### Directions for this task
Copy every line that mentions the word "screenshot".

### Data in this exercise
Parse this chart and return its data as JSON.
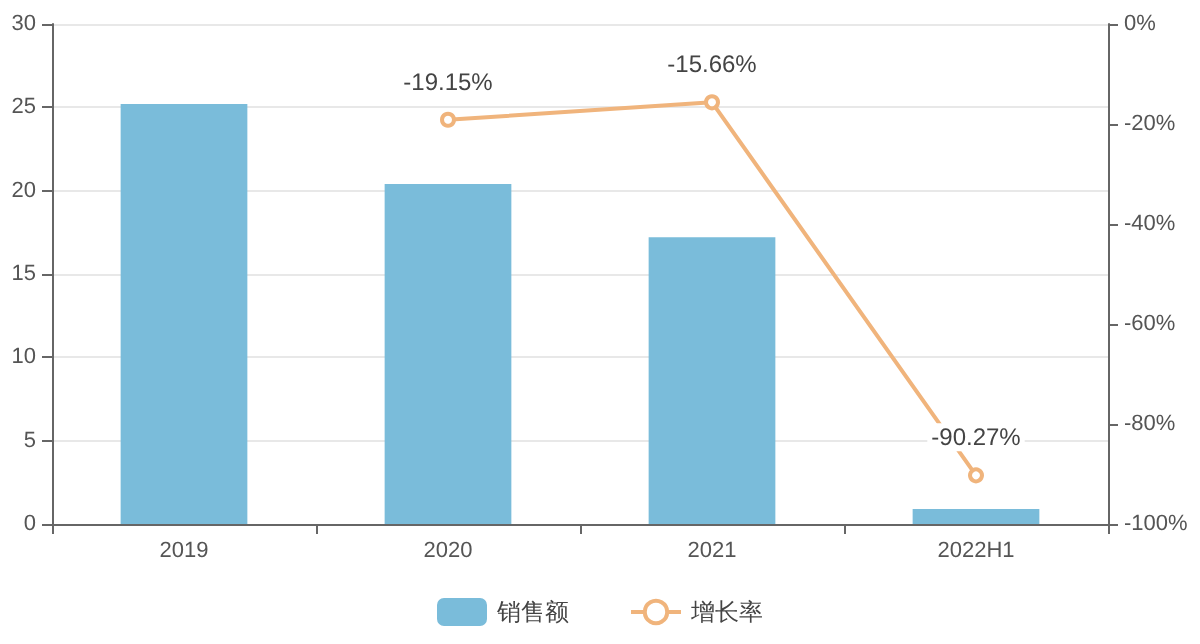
{
  "chart_data": {
    "type": "bar",
    "categories": [
      "2019",
      "2020",
      "2021",
      "2022H1"
    ],
    "series": [
      {
        "name": "销售额",
        "color": "#7abcda",
        "values": [
          25.2,
          20.4,
          17.2,
          0.9
        ]
      },
      {
        "name": "增长率",
        "type": "line",
        "axis": "y2",
        "color": "#f0b47c",
        "values": [
          null,
          -19.15,
          -15.66,
          -90.27
        ],
        "value_labels": [
          null,
          "-19.15%",
          "-15.66%",
          "-90.27%"
        ]
      }
    ],
    "ylim": [
      0,
      30
    ],
    "yticks": [
      0,
      5,
      10,
      15,
      20,
      25,
      30
    ],
    "y2lim": [
      -100,
      0
    ],
    "y2ticks": [
      {
        "value": -100,
        "label": "-100%"
      },
      {
        "value": -80,
        "label": "-80%"
      },
      {
        "value": -60,
        "label": "-60%"
      },
      {
        "value": -40,
        "label": "-40%"
      },
      {
        "value": -20,
        "label": "-20%"
      },
      {
        "value": 0,
        "label": "0%"
      }
    ],
    "grid": "y",
    "legend": "bottom",
    "marker": "circle",
    "line_style": "solid"
  }
}
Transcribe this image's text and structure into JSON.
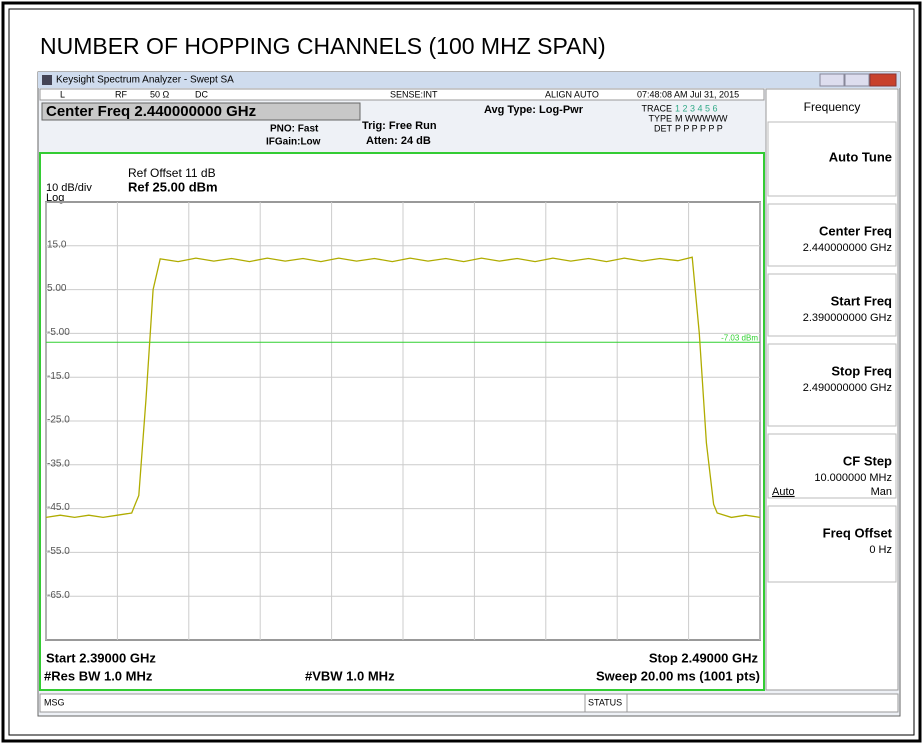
{
  "heading": "NUMBER OF HOPPING CHANNELS (100 MHZ SPAN)",
  "window_title": "Keysight Spectrum Analyzer - Swept SA",
  "status_row": [
    "L",
    "RF",
    "50 Ω",
    "DC",
    "SENSE:INT",
    "ALIGN AUTO",
    "07:48:08 AM Jul 31, 2015"
  ],
  "center_freq": "Center Freq 2.440000000 GHz",
  "pno": "PNO: Fast",
  "ifgain": "IFGain:Low",
  "trig": "Trig: Free Run",
  "atten": "Atten: 24 dB",
  "avg_type": "Avg Type: Log-Pwr",
  "trace_info": {
    "trace": "TRACE",
    "trace_nums": "1 2 3 4 5 6",
    "type": "TYPE",
    "type_val": "M WWWWW",
    "det": "DET",
    "det_val": "P P P P P P"
  },
  "ref_offset": "Ref Offset 11 dB",
  "scale": "10 dB/div",
  "ref_level": "Ref 25.00 dBm",
  "log": "Log",
  "footer": {
    "start": "Start 2.39000 GHz",
    "stop": "Stop 2.49000 GHz",
    "rbw": "#Res BW 1.0 MHz",
    "vbw": "#VBW 1.0 MHz",
    "sweep": "Sweep  20.00 ms (1001 pts)"
  },
  "msg": "MSG",
  "status": "STATUS",
  "menu": {
    "title": "Frequency",
    "keys": [
      {
        "label": "Auto Tune"
      },
      {
        "label": "Center Freq",
        "value": "2.440000000 GHz"
      },
      {
        "label": "Start Freq",
        "value": "2.390000000 GHz"
      },
      {
        "label": "Stop Freq",
        "value": "2.490000000 GHz"
      },
      {
        "label": "CF Step",
        "value": "10.000000 MHz",
        "auto": "Auto",
        "man": "Man"
      },
      {
        "label": "Freq Offset",
        "value": "0 Hz"
      }
    ]
  },
  "chart_data": {
    "type": "line",
    "x": [
      2.39,
      2.392,
      2.394,
      2.396,
      2.398,
      2.4,
      2.402,
      2.4025,
      2.403,
      2.404,
      2.405,
      2.406,
      2.4085,
      2.411,
      2.4135,
      2.416,
      2.4185,
      2.421,
      2.4235,
      2.426,
      2.4285,
      2.431,
      2.4335,
      2.436,
      2.4385,
      2.441,
      2.4435,
      2.446,
      2.4485,
      2.451,
      2.4535,
      2.456,
      2.4585,
      2.461,
      2.4635,
      2.466,
      2.4685,
      2.471,
      2.4735,
      2.476,
      2.4785,
      2.4805,
      2.4815,
      2.4825,
      2.4835,
      2.484,
      2.486,
      2.488,
      2.49
    ],
    "series": [
      {
        "color": "#b0ac00",
        "values": [
          -47,
          -46.5,
          -47,
          -46.5,
          -47,
          -46.5,
          -46,
          -44,
          -42,
          -20,
          5,
          12,
          11.4,
          12.2,
          11.5,
          12.1,
          11.4,
          12.2,
          11.5,
          12.1,
          11.4,
          12.2,
          11.5,
          12.1,
          11.4,
          12.2,
          11.5,
          12.1,
          11.4,
          12.2,
          11.5,
          12.1,
          11.4,
          12.2,
          11.5,
          12.1,
          11.4,
          12.2,
          11.5,
          12.1,
          11.6,
          12.4,
          -5,
          -30,
          -44,
          -46,
          -47,
          -46.5,
          -47
        ]
      }
    ],
    "xlim": [
      2.39,
      2.49
    ],
    "xticks": [
      2.39,
      2.4,
      2.41,
      2.42,
      2.43,
      2.44,
      2.45,
      2.46,
      2.47,
      2.48,
      2.49
    ],
    "ylim": [
      -75,
      25
    ],
    "yticks": [
      {
        "value": 15,
        "label": "15.0"
      },
      {
        "value": 5,
        "label": "5.00"
      },
      {
        "value": -5,
        "label": "-5.00"
      },
      {
        "value": -15,
        "label": "-15.0"
      },
      {
        "value": -25,
        "label": "-25.0"
      },
      {
        "value": -35,
        "label": "-35.0"
      },
      {
        "value": -45,
        "label": "-45.0"
      },
      {
        "value": -55,
        "label": "-55.0"
      },
      {
        "value": -65,
        "label": "-65.0"
      }
    ],
    "grid": true,
    "display_line": {
      "value": -7.03,
      "label": "-7.03 dBm",
      "color": "#30d030"
    }
  }
}
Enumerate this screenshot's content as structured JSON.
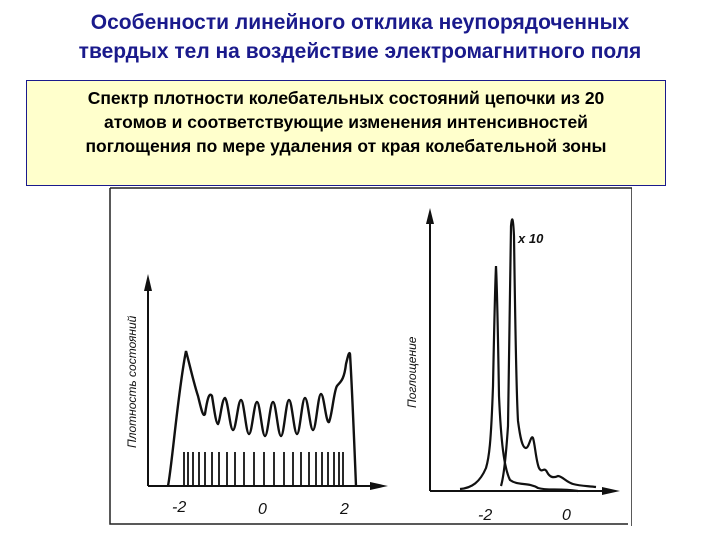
{
  "title": {
    "line1": "Особенности линейного отклика неупорядоченных",
    "line2": "твердых тел на воздействие электромагнитного поля"
  },
  "caption": {
    "line1": "Спектр плотности колебательных состояний цепочки из 20",
    "line2": "атомов и соответствующие изменения интенсивностей",
    "line3": "поглощения по мере удаления от края колебательной зоны"
  },
  "figure": {
    "left_panel": {
      "ylabel": "Плотность состояний",
      "ticks": [
        "-2",
        "0",
        "2"
      ]
    },
    "right_panel": {
      "ylabel": "Поглощение",
      "ticks": [
        "-2",
        "0"
      ],
      "annotation": "x 10"
    }
  }
}
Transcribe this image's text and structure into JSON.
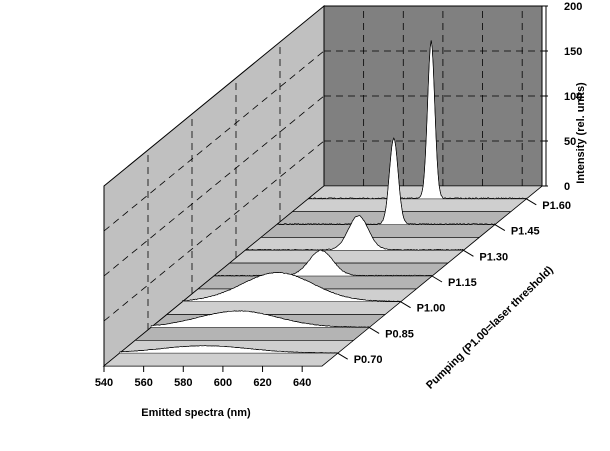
{
  "chart_data": {
    "type": "area",
    "xlabel": "Emitted spectra (nm)",
    "ylabel": "Pumping (P1.00=laser threshold)",
    "zlabel": "Intensity (rel. units)",
    "x_ticks": [
      "540",
      "560",
      "580",
      "600",
      "620",
      "640"
    ],
    "z_ticks": [
      "0",
      "50",
      "100",
      "150",
      "200"
    ],
    "xlim": [
      540,
      650
    ],
    "zlim": [
      0,
      200
    ],
    "grid": true,
    "colors": {
      "back_wall": "#808080",
      "side_wall": "#c0c0c0",
      "floor": "#c0c0c0",
      "series_fill": "#ffffff"
    },
    "series": [
      {
        "name": "P0.70",
        "peak_x": 583,
        "peak_height": 8,
        "width": 22,
        "noise": 0.8
      },
      {
        "name": "P0.85",
        "peak_x": 584,
        "peak_height": 18,
        "width": 20,
        "noise": 1.2
      },
      {
        "name": "P1.00",
        "peak_x": 588,
        "peak_height": 32,
        "width": 18,
        "noise": 1.4
      },
      {
        "name": "P1.15",
        "peak_x": 594,
        "peak_height": 28,
        "width": 6,
        "noise": 1.8
      },
      {
        "name": "P1.30",
        "peak_x": 597,
        "peak_height": 38,
        "width": 5,
        "noise": 2.0
      },
      {
        "name": "P1.45",
        "peak_x": 599,
        "peak_height": 95,
        "width": 2.2,
        "noise": 2.2
      },
      {
        "name": "P1.60",
        "peak_x": 602,
        "peak_height": 175,
        "width": 1.8,
        "noise": 2.4
      }
    ]
  }
}
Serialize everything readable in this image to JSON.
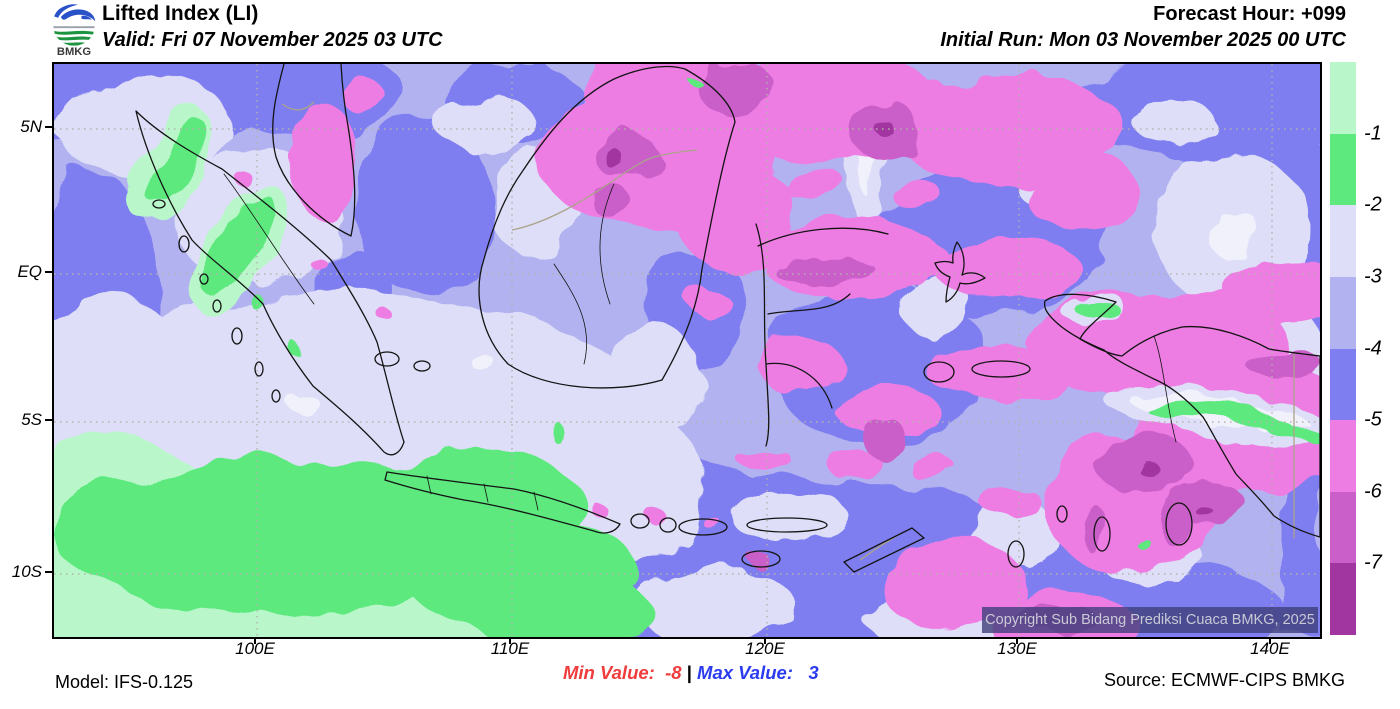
{
  "header": {
    "logo_text": "BMKG",
    "title": "Lifted Index (LI)",
    "valid_line": "Valid: Fri 07 November 2025 03 UTC",
    "forecast_hour": "Forecast Hour: +099",
    "initial_run": "Initial Run: Mon 03 November 2025 00 UTC"
  },
  "map": {
    "y_ticks": [
      "5N",
      "EQ",
      "5S",
      "10S"
    ],
    "x_ticks": [
      "100E",
      "110E",
      "120E",
      "130E",
      "140E"
    ],
    "copyright": "Copyright Sub Bidang Prediksi Cuaca BMKG, 2025"
  },
  "colorbar": {
    "tick_labels": [
      "-1",
      "-2",
      "-3",
      "-4",
      "-5",
      "-6",
      "-7"
    ],
    "segment_colors_top_to_bottom": [
      "#b9f7cb",
      "#5de97e",
      "#dedef8",
      "#b2b2f1",
      "#7e7ef0",
      "#ee7de3",
      "#cb5fc9",
      "#a236a0"
    ]
  },
  "footer": {
    "model": "Model: IFS-0.125",
    "min_label": "Min Value:",
    "min_value": "-8",
    "divider": "|",
    "max_label": "Max Value:",
    "max_value": "3",
    "source": "Source: ECMWF-CIPS BMKG"
  },
  "chart_data": {
    "type": "heatmap",
    "title": "Lifted Index (LI)",
    "legend_levels": [
      -1,
      -2,
      -3,
      -4,
      -5,
      -6,
      -7
    ],
    "legend_colors_top_to_bottom": [
      "#b9f7cb",
      "#5de97e",
      "#dedef8",
      "#b2b2f1",
      "#7e7ef0",
      "#ee7de3",
      "#cb5fc9",
      "#a236a0"
    ],
    "min_value": -8,
    "max_value": 3,
    "lon_ticks": [
      "100E",
      "110E",
      "120E",
      "130E",
      "140E"
    ],
    "lat_ticks": [
      "5N",
      "EQ",
      "5S",
      "10S"
    ]
  }
}
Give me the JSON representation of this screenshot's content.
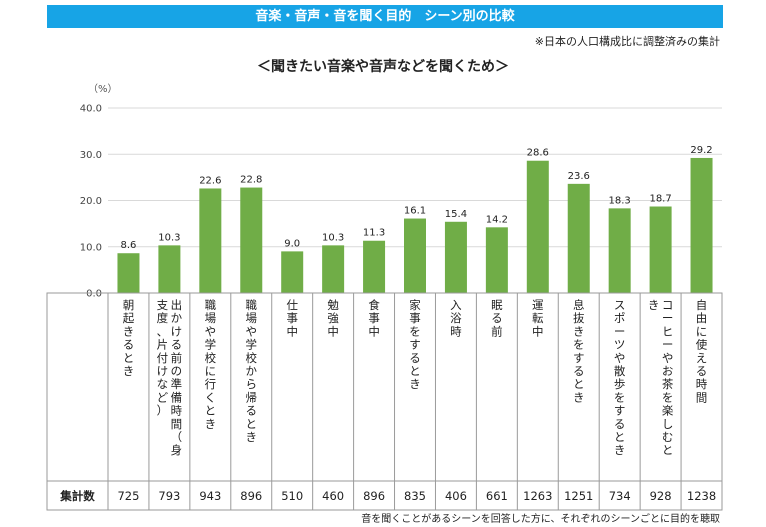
{
  "banner": "音楽・音声・音を聞く目的　シーン別の比較",
  "note": "※日本の人口構成比に調整済みの集計",
  "subtitle": "＜聞きたい音楽や音声などを聞くため＞",
  "unit_label": "（%）",
  "footer": "音を聞くことがあるシーンを回答した方に、それぞれのシーンごとに目的を聴取",
  "colors": {
    "bar": "#70ad47",
    "banner": "#17a4e6"
  },
  "chart_data": {
    "type": "bar",
    "title": "＜聞きたい音楽や音声などを聞くため＞",
    "ylabel": "（%）",
    "ylim": [
      0,
      40
    ],
    "yticks": [
      "0.0",
      "10.0",
      "20.0",
      "30.0",
      "40.0"
    ],
    "ytick_values": [
      0,
      10,
      20,
      30,
      40
    ],
    "categories": [
      "朝起きるとき",
      "出かける前の準備時間（身支度、片付けなど）",
      "職場や学校に行くとき",
      "職場や学校から帰るとき",
      "仕事中",
      "勉強中",
      "食事中",
      "家事をするとき",
      "入浴時",
      "眠る前",
      "運転中",
      "息抜きをするとき",
      "スポーツや散歩をするとき",
      "コーヒーやお茶を楽しむとき",
      "自由に使える時間"
    ],
    "label_columns": [
      [
        "朝起きるとき"
      ],
      [
        "出かける前の準備時間（身",
        "支度、片付けなど）"
      ],
      [
        "職場や学校に行くとき"
      ],
      [
        "職場や学校から帰るとき"
      ],
      [
        "仕事中"
      ],
      [
        "勉強中"
      ],
      [
        "食事中"
      ],
      [
        "家事をするとき"
      ],
      [
        "入浴時"
      ],
      [
        "眠る前"
      ],
      [
        "運転中"
      ],
      [
        "息抜きをするとき"
      ],
      [
        "スポーツや散歩をするとき"
      ],
      [
        "コーヒーやお茶を楽しむと",
        "き"
      ],
      [
        "自由に使える時間"
      ]
    ],
    "values": [
      8.6,
      10.3,
      22.6,
      22.8,
      9.0,
      10.3,
      11.3,
      16.1,
      15.4,
      14.2,
      28.6,
      23.6,
      18.3,
      18.7,
      29.2
    ],
    "value_labels": [
      "8.6",
      "10.3",
      "22.6",
      "22.8",
      "9.0",
      "10.3",
      "11.3",
      "16.1",
      "15.4",
      "14.2",
      "28.6",
      "23.6",
      "18.3",
      "18.7",
      "29.2"
    ],
    "totals_label": "集計数",
    "totals": [
      725,
      793,
      943,
      896,
      510,
      460,
      896,
      835,
      406,
      661,
      1263,
      1251,
      734,
      928,
      1238
    ]
  }
}
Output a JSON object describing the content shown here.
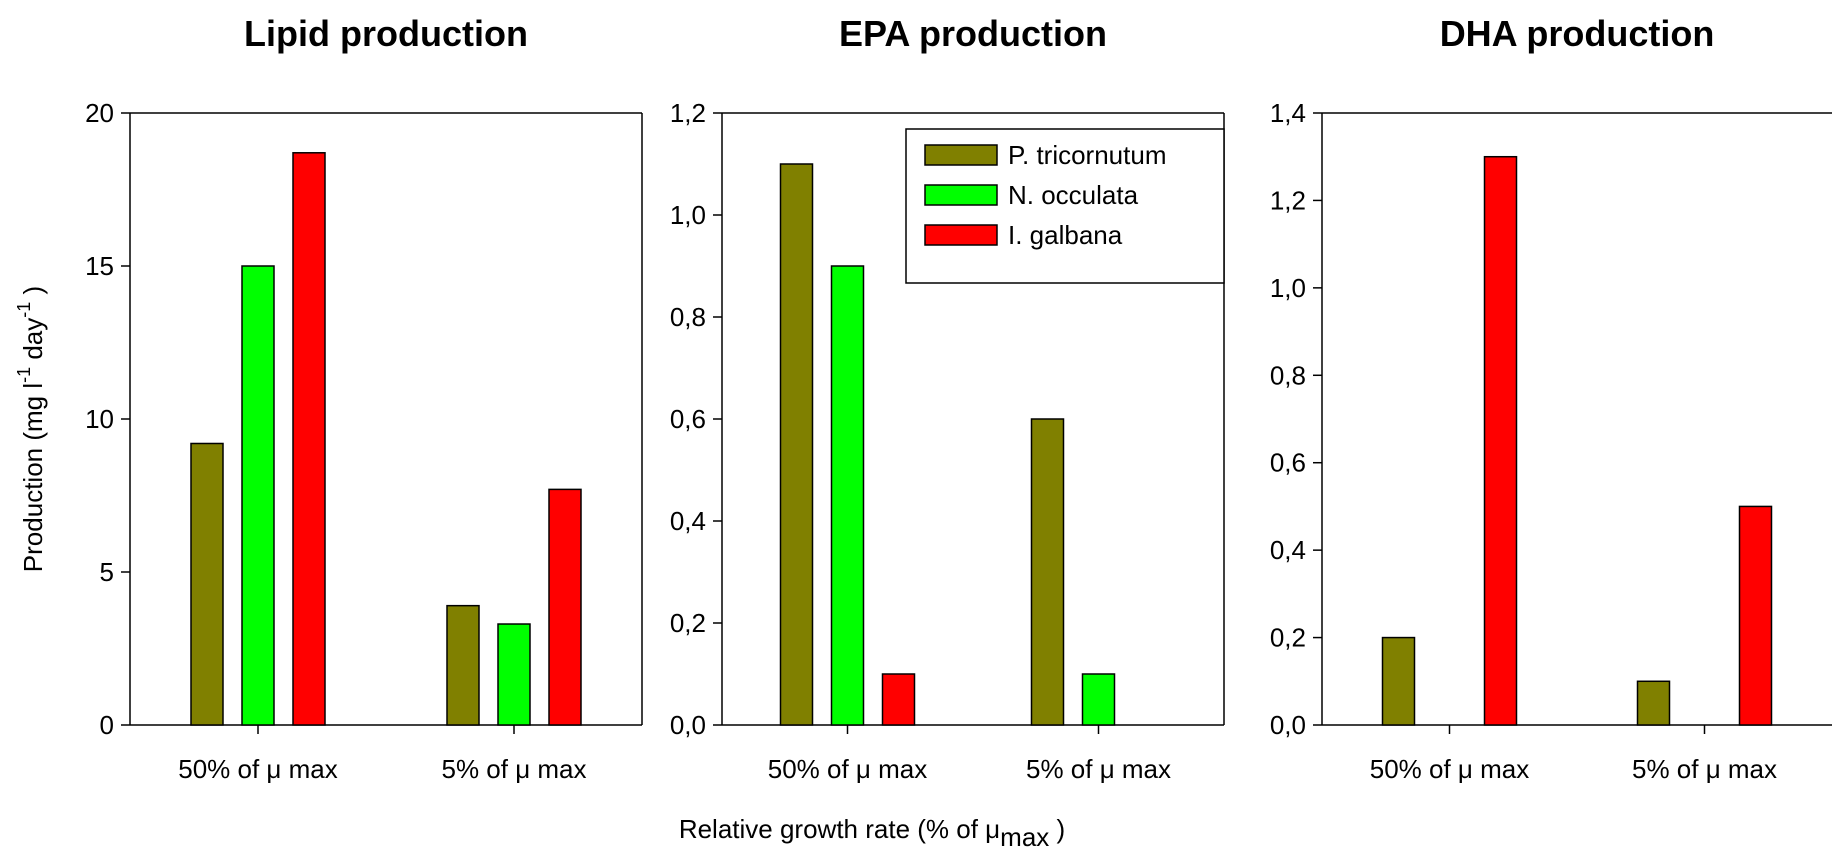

### Task solution
Enumerate this screenshot's content as structured JSON.
Give me the JSON representation of this screenshot's content.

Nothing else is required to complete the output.